= Task to complete =
Copy only what runs from the line containing "Convert this screenshot" to the last line, both included, keeping it exact and omitting pictures.

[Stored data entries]
## START

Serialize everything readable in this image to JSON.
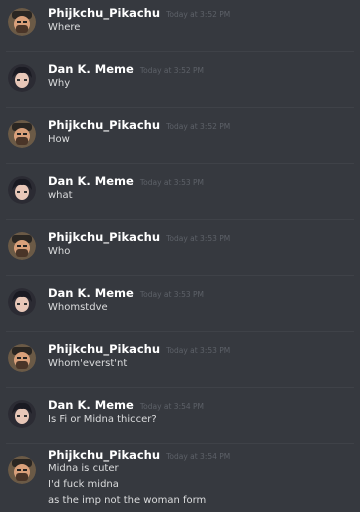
{
  "messages": [
    {
      "author": "Phijkchu_Pikachu",
      "timestamp": "Today at 3:52 PM",
      "lines": [
        "Where"
      ]
    },
    {
      "author": "Dan K. Meme",
      "timestamp": "Today at 3:52 PM",
      "lines": [
        "Why"
      ]
    },
    {
      "author": "Phijkchu_Pikachu",
      "timestamp": "Today at 3:52 PM",
      "lines": [
        "How"
      ]
    },
    {
      "author": "Dan K. Meme",
      "timestamp": "Today at 3:53 PM",
      "lines": [
        "what"
      ]
    },
    {
      "author": "Phijkchu_Pikachu",
      "timestamp": "Today at 3:53 PM",
      "lines": [
        "Who"
      ]
    },
    {
      "author": "Dan K. Meme",
      "timestamp": "Today at 3:53 PM",
      "lines": [
        "Whomstdve"
      ]
    },
    {
      "author": "Phijkchu_Pikachu",
      "timestamp": "Today at 3:53 PM",
      "lines": [
        "Whom'everst'nt"
      ]
    },
    {
      "author": "Dan K. Meme",
      "timestamp": "Today at 3:54 PM",
      "lines": [
        "Is Fi or Midna thiccer?"
      ]
    },
    {
      "author": "Phijkchu_Pikachu",
      "timestamp": "Today at 3:54 PM",
      "lines": [
        "Midna is cuter",
        "I'd fuck midna",
        "as the imp not the woman form"
      ]
    }
  ]
}
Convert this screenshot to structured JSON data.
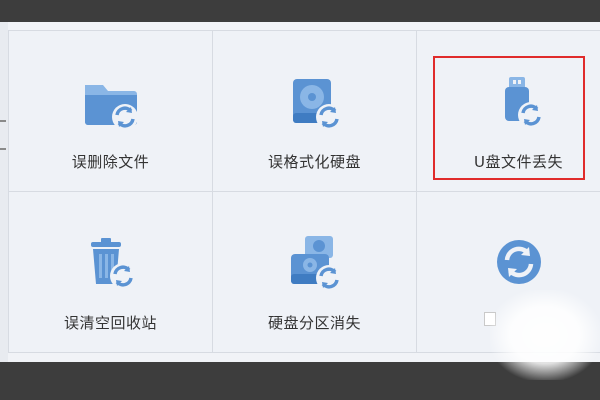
{
  "grid": {
    "items": [
      {
        "label": "误删除文件"
      },
      {
        "label": "误格式化硬盘"
      },
      {
        "label": "U盘文件丢失"
      },
      {
        "label": "误清空回收站"
      },
      {
        "label": "硬盘分区消失"
      },
      {
        "label": ""
      }
    ]
  },
  "highlight": {
    "color": "#e02b2b"
  },
  "colors": {
    "icon_blue": "#5b93d3",
    "icon_light": "#8ab6e6",
    "label_text": "#333333",
    "panel_bg": "#f1f3f7",
    "outer_bg": "#3d3d3d"
  }
}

## END

= Correct output =
Convert this screenshot to structured JSON data.
{
  "grid": {
    "items": [
      {
        "label": "误删除文件"
      },
      {
        "label": "误格式化硬盘"
      },
      {
        "label": "U盘文件丢失"
      },
      {
        "label": "误清空回收站"
      },
      {
        "label": "硬盘分区消失"
      },
      {
        "label": ""
      }
    ]
  },
  "highlight": {
    "color": "#e02b2b"
  },
  "colors": {
    "icon_blue": "#5b93d3",
    "icon_light": "#8ab6e6",
    "label_text": "#333333",
    "panel_bg": "#f1f3f7",
    "outer_bg": "#3d3d3d"
  }
}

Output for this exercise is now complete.